TASK DESCRIPTION >> Determine the number of lines holding the word "each"; answer with that number only.

[Saved entries]
>> begin

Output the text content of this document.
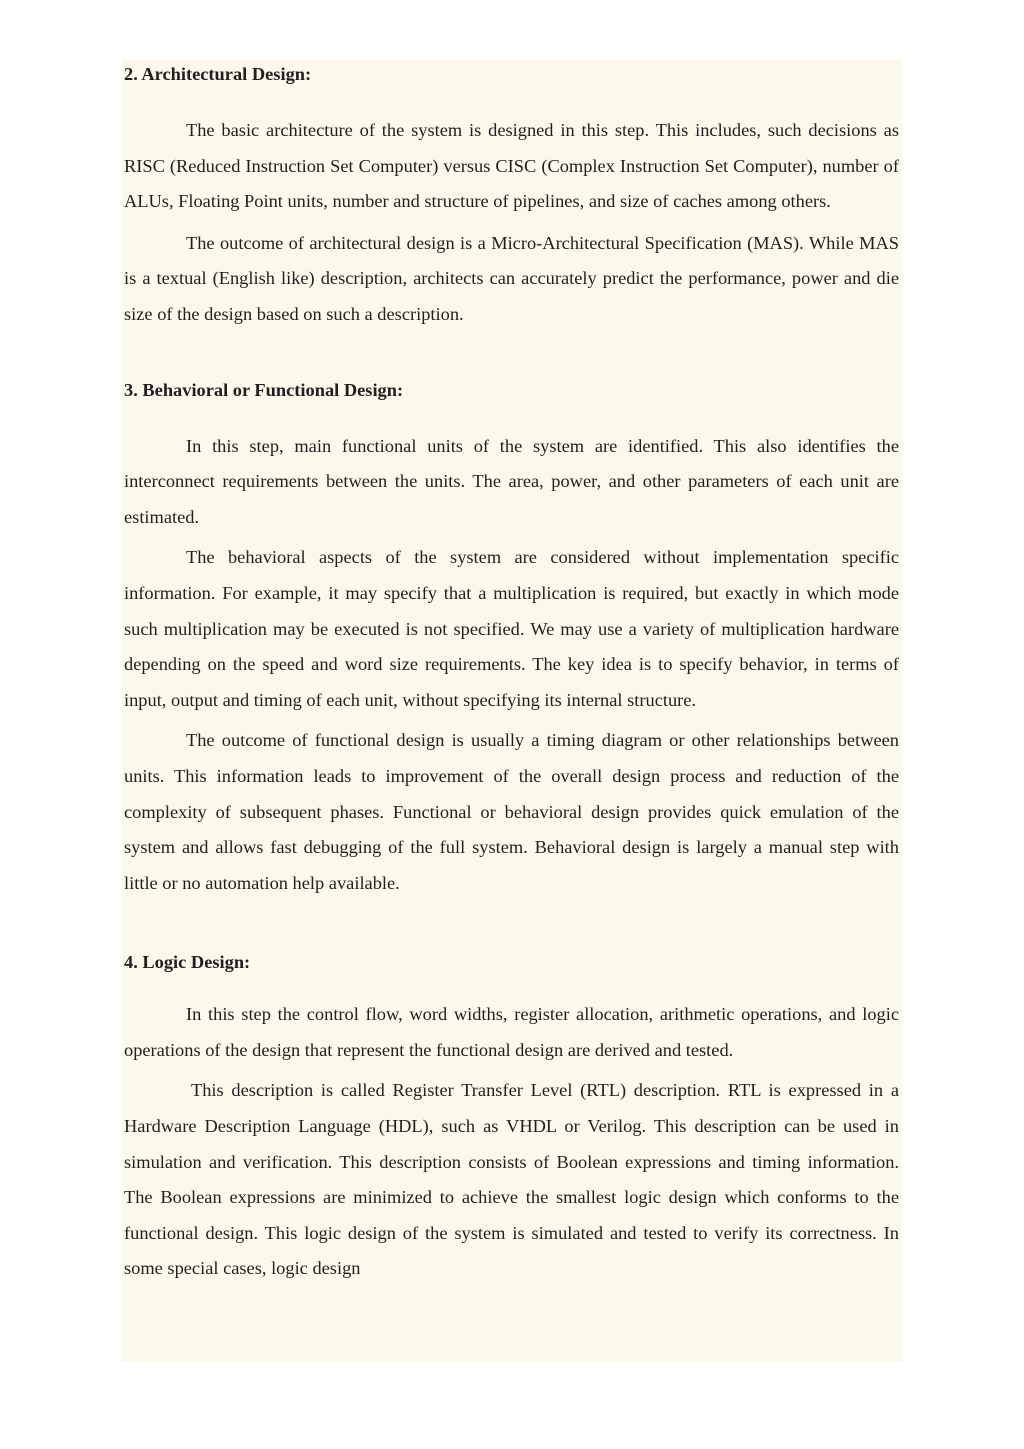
2. Architectural Design:

The basic architecture of the system is designed in this step. This includes, such decisions as RISC (Reduced Instruction Set Computer) versus CISC (Complex Instruction Set Computer), number of ALUs, Floating Point units, number and structure of pipelines, and size of caches among others.

The outcome of architectural design is a Micro-Architectural Specification (MAS). While MAS is a textual (English like) description, architects can accurately predict the performance, power and die size of the design based on such a description.

3. Behavioral or Functional Design:

In this step, main functional units of the system are identified. This also identifies the interconnect requirements between the units. The area, power, and other parameters of each unit are estimated.

The behavioral aspects of the system are considered without implementation specific information. For example, it may specify that a multiplication is required, but exactly in which mode such multiplication may be executed is not specified. We may use a variety of multiplication hardware depending on the speed and word size requirements. The key idea is to specify behavior, in terms of input, output and timing of each unit, without specifying its internal structure.

The outcome of functional design is usually a timing diagram or other relationships between units. This information leads to improvement of the overall design process and reduction of the complexity of subsequent phases. Functional or behavioral design provides quick emulation of the system and allows fast debugging of the full system. Behavioral design is largely a manual step with little or no automation help available.

4. Logic Design:

In this step the control flow, word widths, register allocation, arithmetic operations, and logic operations of the design that represent the functional design are derived and tested.

This description is called Register Transfer Level (RTL) description. RTL is expressed in a Hardware Description Language (HDL), such as VHDL or Verilog. This description can be used in simulation and verification. This description consists of Boolean expressions and timing information. The Boolean expressions are minimized to achieve the smallest logic design which conforms to the functional design. This logic design of the system is simulated and tested to verify its correctness. In some special cases, logic design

>> end

SOLUTION BELOW >> 2